## Problem
Write out all of the items again with every "y-tick-label" replaced by "y-axis-tick-label" and everything else unchanged, leaving out the pictures.

Start Task input

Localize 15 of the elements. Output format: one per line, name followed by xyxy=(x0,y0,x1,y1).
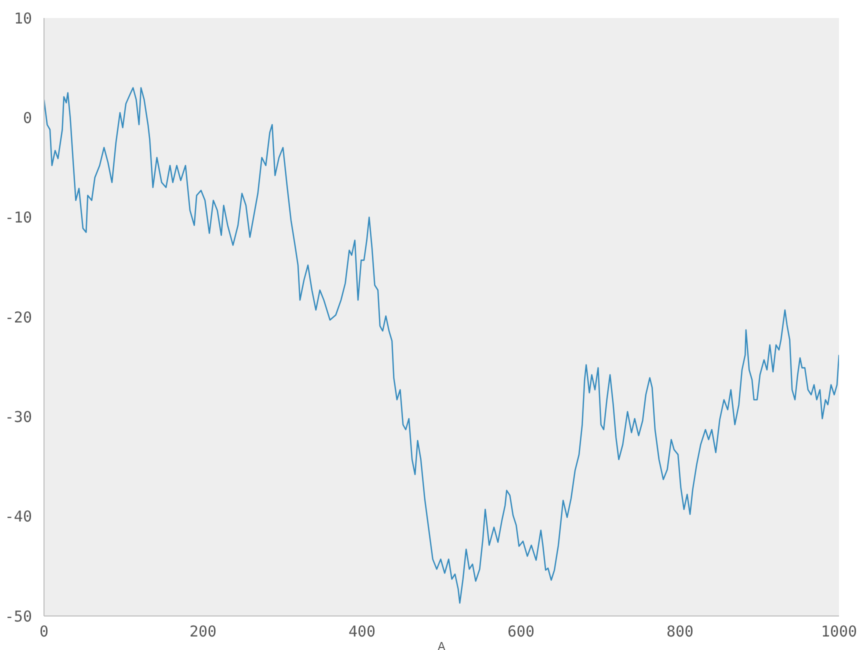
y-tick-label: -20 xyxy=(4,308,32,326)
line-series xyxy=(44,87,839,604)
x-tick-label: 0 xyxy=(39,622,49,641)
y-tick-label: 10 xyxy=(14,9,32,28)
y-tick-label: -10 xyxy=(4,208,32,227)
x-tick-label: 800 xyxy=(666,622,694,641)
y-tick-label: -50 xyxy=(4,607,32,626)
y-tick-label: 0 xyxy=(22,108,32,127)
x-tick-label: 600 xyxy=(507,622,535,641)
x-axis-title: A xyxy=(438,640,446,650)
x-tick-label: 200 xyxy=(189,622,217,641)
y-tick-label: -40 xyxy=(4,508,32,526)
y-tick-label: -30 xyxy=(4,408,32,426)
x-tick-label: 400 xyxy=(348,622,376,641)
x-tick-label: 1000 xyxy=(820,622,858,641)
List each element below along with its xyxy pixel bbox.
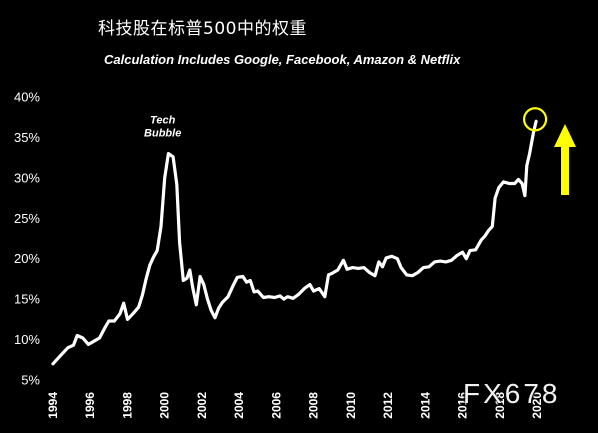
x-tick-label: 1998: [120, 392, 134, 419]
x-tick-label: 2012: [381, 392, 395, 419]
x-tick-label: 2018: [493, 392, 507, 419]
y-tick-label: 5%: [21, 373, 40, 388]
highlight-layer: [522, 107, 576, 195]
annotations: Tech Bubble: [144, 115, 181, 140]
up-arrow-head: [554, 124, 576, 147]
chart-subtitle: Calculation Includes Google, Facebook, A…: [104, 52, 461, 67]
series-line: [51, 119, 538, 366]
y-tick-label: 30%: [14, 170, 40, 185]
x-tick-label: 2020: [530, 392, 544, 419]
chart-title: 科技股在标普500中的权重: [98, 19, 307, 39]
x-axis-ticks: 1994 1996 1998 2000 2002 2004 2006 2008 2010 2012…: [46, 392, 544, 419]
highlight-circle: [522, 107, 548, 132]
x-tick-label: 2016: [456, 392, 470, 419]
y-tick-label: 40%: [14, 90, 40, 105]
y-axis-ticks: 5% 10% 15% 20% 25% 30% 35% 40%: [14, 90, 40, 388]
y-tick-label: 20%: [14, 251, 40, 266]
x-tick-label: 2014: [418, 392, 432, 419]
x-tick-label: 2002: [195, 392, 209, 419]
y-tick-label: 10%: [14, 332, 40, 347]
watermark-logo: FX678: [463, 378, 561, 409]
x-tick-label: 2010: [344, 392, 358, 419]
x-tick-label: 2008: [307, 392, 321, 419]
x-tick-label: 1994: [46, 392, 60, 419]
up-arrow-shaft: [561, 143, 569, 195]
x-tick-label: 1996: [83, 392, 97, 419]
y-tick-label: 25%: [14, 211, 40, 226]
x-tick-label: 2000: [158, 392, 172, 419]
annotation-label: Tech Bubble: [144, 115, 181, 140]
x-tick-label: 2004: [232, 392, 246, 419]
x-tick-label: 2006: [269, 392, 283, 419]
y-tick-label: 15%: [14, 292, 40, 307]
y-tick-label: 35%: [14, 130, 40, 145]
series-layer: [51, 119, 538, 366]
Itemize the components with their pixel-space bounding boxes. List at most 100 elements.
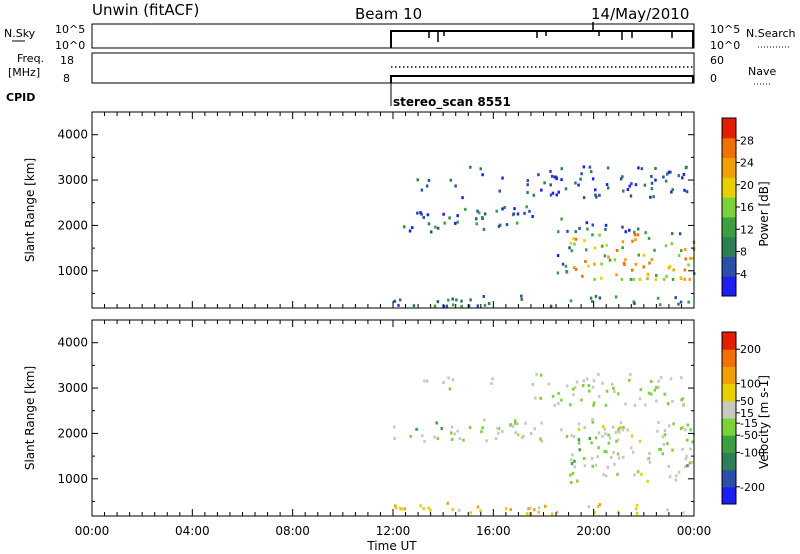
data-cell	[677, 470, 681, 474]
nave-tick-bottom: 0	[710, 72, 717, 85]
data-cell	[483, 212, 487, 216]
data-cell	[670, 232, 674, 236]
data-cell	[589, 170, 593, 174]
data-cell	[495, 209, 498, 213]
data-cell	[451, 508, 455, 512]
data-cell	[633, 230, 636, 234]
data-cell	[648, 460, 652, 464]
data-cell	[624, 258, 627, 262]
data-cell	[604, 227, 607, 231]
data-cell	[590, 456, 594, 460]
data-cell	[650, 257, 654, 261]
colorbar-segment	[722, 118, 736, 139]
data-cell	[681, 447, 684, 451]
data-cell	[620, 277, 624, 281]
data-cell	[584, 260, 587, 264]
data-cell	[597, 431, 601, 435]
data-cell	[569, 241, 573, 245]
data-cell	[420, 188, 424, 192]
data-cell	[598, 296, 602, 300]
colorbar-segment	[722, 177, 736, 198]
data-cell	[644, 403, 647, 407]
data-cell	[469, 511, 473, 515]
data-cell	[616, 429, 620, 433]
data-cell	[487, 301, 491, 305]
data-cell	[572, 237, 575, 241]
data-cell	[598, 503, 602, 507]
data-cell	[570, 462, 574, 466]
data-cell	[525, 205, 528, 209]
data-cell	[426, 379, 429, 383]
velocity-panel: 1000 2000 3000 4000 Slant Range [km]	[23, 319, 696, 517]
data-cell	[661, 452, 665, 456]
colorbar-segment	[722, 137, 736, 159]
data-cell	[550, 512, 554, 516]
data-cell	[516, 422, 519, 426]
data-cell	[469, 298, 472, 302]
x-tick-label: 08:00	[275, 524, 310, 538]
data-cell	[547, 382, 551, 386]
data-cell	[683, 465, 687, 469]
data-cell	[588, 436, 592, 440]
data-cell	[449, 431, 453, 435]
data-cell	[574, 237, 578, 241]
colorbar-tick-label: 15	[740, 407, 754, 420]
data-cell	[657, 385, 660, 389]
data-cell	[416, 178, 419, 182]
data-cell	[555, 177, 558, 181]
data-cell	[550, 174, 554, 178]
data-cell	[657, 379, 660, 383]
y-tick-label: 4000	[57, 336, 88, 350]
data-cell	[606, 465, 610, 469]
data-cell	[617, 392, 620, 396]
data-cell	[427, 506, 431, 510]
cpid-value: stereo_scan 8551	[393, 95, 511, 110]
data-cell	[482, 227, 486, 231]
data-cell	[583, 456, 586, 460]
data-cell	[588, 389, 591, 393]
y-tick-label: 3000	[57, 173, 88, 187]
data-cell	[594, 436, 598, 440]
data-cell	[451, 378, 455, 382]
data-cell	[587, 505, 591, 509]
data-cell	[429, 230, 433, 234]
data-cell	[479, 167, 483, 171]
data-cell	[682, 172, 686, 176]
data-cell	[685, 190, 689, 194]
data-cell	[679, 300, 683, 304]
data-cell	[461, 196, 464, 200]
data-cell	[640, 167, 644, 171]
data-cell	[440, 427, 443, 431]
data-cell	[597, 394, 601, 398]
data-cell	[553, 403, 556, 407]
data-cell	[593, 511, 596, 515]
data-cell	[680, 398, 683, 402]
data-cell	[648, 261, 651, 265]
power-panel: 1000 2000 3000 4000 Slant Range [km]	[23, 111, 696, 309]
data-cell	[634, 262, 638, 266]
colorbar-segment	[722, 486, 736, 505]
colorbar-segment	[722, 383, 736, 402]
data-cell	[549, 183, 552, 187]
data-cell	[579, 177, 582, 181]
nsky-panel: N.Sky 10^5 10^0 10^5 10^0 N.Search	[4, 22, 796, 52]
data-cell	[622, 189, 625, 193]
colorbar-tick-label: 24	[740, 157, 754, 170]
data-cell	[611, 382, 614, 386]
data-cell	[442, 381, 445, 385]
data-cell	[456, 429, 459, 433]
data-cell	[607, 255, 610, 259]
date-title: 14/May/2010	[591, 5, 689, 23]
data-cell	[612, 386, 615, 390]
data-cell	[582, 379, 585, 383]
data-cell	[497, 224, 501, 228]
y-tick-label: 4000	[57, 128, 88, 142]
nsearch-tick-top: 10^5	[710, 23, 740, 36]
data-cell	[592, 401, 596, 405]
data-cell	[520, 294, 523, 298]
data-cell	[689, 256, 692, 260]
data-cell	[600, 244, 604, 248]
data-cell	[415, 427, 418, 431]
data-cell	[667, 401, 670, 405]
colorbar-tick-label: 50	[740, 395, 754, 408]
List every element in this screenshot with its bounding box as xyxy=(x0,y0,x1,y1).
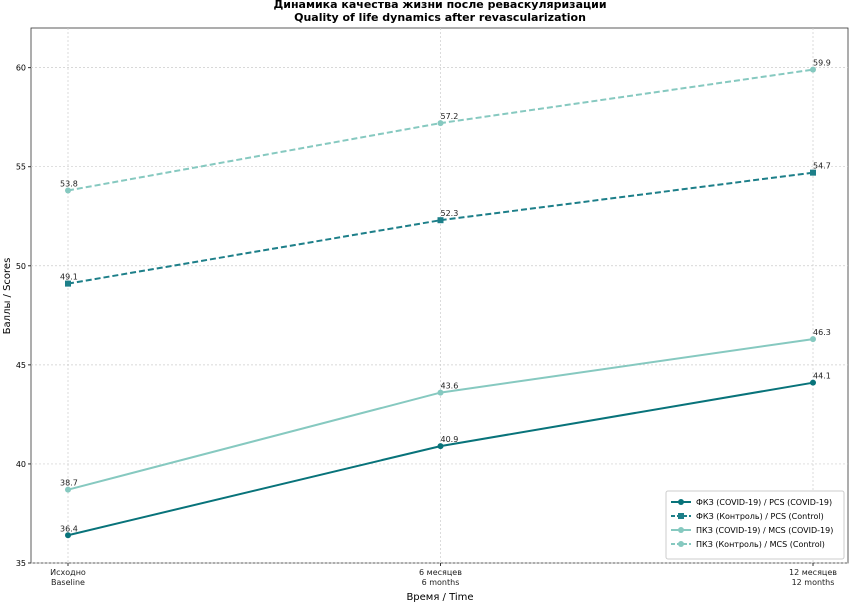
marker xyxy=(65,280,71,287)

End Task input

## The reply
Localize 15 of the elements. Output format: one per line, name followed by xyxy=(x0,y0,x1,y1).
y-axis-tick-label: -20 xyxy=(4,308,32,326)
line-series xyxy=(44,87,839,604)
x-tick-label: 0 xyxy=(39,622,49,641)
y-axis-tick-label: 10 xyxy=(14,9,32,28)
y-axis-tick-label: -10 xyxy=(4,208,32,227)
x-tick-label: 800 xyxy=(666,622,694,641)
y-axis-tick-label: -50 xyxy=(4,607,32,626)
y-axis-tick-label: 0 xyxy=(22,108,32,127)
x-tick-label: 600 xyxy=(507,622,535,641)
x-axis-title: A xyxy=(438,640,446,650)
x-tick-label: 200 xyxy=(189,622,217,641)
y-axis-tick-label: -40 xyxy=(4,508,32,526)
y-axis-tick-label: -30 xyxy=(4,408,32,426)
x-tick-label: 400 xyxy=(348,622,376,641)
x-tick-label: 1000 xyxy=(820,622,858,641)
List each element below along with its xyxy pixel bbox.
x-tick-label: 1998: [120, 392, 134, 419]
x-tick-label: 2012: [381, 392, 395, 419]
x-tick-label: 2018: [493, 392, 507, 419]
y-axis-tick-label: 5%: [21, 373, 40, 388]
highlight-layer: [522, 107, 576, 195]
annotations: Tech Bubble: [144, 115, 181, 140]
up-arrow-head: [554, 124, 576, 147]
chart-subtitle: Calculation Includes Google, Facebook, A…: [104, 52, 461, 67]
series-line: [51, 119, 538, 366]
y-axis-tick-label: 30%: [14, 170, 40, 185]
x-tick-label: 2020: [530, 392, 544, 419]
chart-title: 科技股在标普500中的权重: [98, 19, 307, 39]
x-axis-ticks: 1994 1996 1998 2000 2002 2004 2006 2008 2010 2012…: [46, 392, 544, 419]
highlight-circle: [522, 107, 548, 132]
x-tick-label: 2016: [456, 392, 470, 419]
y-axis-tick-label: 40%: [14, 90, 40, 105]
y-axis-ticks: 5% 10% 15% 20% 25% 30% 35% 40%: [14, 90, 40, 388]
y-axis-tick-label: 20%: [14, 251, 40, 266]
x-tick-label: 2014: [418, 392, 432, 419]
x-tick-label: 2002: [195, 392, 209, 419]
y-axis-tick-label: 10%: [14, 332, 40, 347]
watermark-logo: FX678: [463, 378, 561, 409]
x-tick-label: 2010: [344, 392, 358, 419]
x-tick-label: 2008: [307, 392, 321, 419]
x-tick-label: 1994: [46, 392, 60, 419]
up-arrow-shaft: [561, 143, 569, 195]
x-tick-label: 1996: [83, 392, 97, 419]
y-axis-tick-label: 25%: [14, 211, 40, 226]
x-tick-label: 2000: [158, 392, 172, 419]
annotation-label: Tech Bubble: [144, 115, 181, 140]
x-tick-label: 2004: [232, 392, 246, 419]
x-tick-label: 2006: [269, 392, 283, 419]
y-axis-tick-label: 15%: [14, 292, 40, 307]
y-axis-tick-label: 35%: [14, 130, 40, 145]
series-layer: [51, 119, 538, 366]
Itemize the components with their pixel-space bounding boxes. List at most 100 elements.
data-cell	[677, 470, 681, 474]
nave-tick-bottom: 0	[710, 72, 717, 85]
data-cell	[483, 212, 487, 216]
data-cell	[670, 232, 674, 236]
data-cell	[589, 170, 593, 174]
data-cell	[495, 209, 498, 213]
data-cell	[451, 508, 455, 512]
data-cell	[633, 230, 636, 234]
data-cell	[648, 460, 652, 464]
data-cell	[624, 258, 627, 262]
data-cell	[604, 227, 607, 231]
data-cell	[590, 456, 594, 460]
data-cell	[650, 257, 654, 261]
colorbar-segment	[722, 118, 736, 139]
data-cell	[681, 447, 684, 451]
data-cell	[620, 277, 624, 281]
data-cell	[584, 260, 587, 264]
data-cell	[597, 431, 601, 435]
data-cell	[569, 241, 573, 245]
data-cell	[420, 188, 424, 192]
data-cell	[598, 296, 602, 300]
colorbar-segment	[722, 177, 736, 198]
data-cell	[644, 403, 647, 407]
data-cell	[469, 511, 473, 515]
data-cell	[616, 429, 620, 433]
data-cell	[487, 301, 491, 305]
data-cell	[572, 237, 575, 241]
data-cell	[598, 503, 602, 507]
data-cell	[570, 462, 574, 466]
data-cell	[525, 205, 528, 209]
data-cell	[426, 379, 429, 383]
velocity-panel: 1000 2000 3000 4000 Slant Range [km]	[23, 319, 696, 517]
data-cell	[661, 452, 665, 456]
colorbar-segment	[722, 137, 736, 159]
data-cell	[550, 512, 554, 516]
data-cell	[516, 422, 519, 426]
data-cell	[469, 298, 472, 302]
x-tick-label: 08:00	[275, 524, 310, 538]
data-cell	[547, 382, 551, 386]
data-cell	[683, 465, 687, 469]
data-cell	[588, 436, 592, 440]
data-cell	[449, 431, 453, 435]
data-cell	[574, 237, 578, 241]
colorbar-tick-label: 15	[740, 407, 754, 420]
data-cell	[657, 385, 660, 389]
data-cell	[416, 178, 419, 182]
data-cell	[555, 177, 558, 181]
data-cell	[550, 174, 554, 178]
data-cell	[657, 379, 660, 383]
y-axis-tick-label: 4000	[57, 336, 88, 350]
data-cell	[606, 465, 610, 469]
data-cell	[617, 392, 620, 396]
data-cell	[427, 506, 431, 510]
cpid-value: stereo_scan 8551	[393, 95, 511, 110]
data-cell	[482, 227, 486, 231]
data-cell	[583, 456, 586, 460]
data-cell	[588, 389, 591, 393]
y-axis-tick-label: 3000	[57, 173, 88, 187]
data-cell	[594, 436, 598, 440]
data-cell	[451, 378, 455, 382]
data-cell	[587, 505, 591, 509]
data-cell	[429, 230, 433, 234]
data-cell	[479, 167, 483, 171]
data-cell	[682, 172, 686, 176]
data-cell	[685, 190, 689, 194]
data-cell	[679, 300, 683, 304]
data-cell	[461, 196, 464, 200]
data-cell	[640, 167, 644, 171]
data-cell	[440, 427, 443, 431]
data-cell	[597, 394, 601, 398]
data-cell	[553, 403, 556, 407]
data-cell	[593, 511, 596, 515]
data-cell	[680, 398, 683, 402]
data-cell	[648, 261, 651, 265]
power-panel: 1000 2000 3000 4000 Slant Range [km]	[23, 111, 696, 309]
data-cell	[634, 262, 638, 266]
colorbar-segment	[722, 486, 736, 505]
colorbar-segment	[722, 383, 736, 402]
data-cell	[549, 183, 552, 187]
data-cell	[579, 177, 582, 181]
nsky-panel: N.Sky 10^5 10^0 10^5 10^0 N.Search	[4, 22, 796, 52]
data-cell	[622, 189, 625, 193]
colorbar-tick-label: 24	[740, 157, 754, 170]
data-cell	[611, 382, 614, 386]
data-cell	[442, 381, 445, 385]
data-cell	[456, 429, 459, 433]
data-cell	[607, 255, 610, 259]
date-title: 14/May/2010	[591, 5, 689, 23]
data-cell	[612, 386, 615, 390]
data-cell	[582, 379, 585, 383]
data-cell	[497, 224, 501, 228]
y-axis-tick-label: 4000	[57, 128, 88, 142]
nsearch-tick-top: 10^5	[710, 23, 740, 36]
data-cell	[592, 401, 596, 405]
data-cell	[520, 294, 523, 298]
data-cell	[689, 256, 692, 260]
data-cell	[600, 244, 604, 248]
data-cell	[415, 427, 418, 431]
data-cell	[667, 401, 670, 405]
colorbar-tick-label: 50	[740, 395, 754, 408]
List every element in this screenshot with its bounding box as xyxy=(x0,y0,x1,y1).
marker xyxy=(65,280,71,287)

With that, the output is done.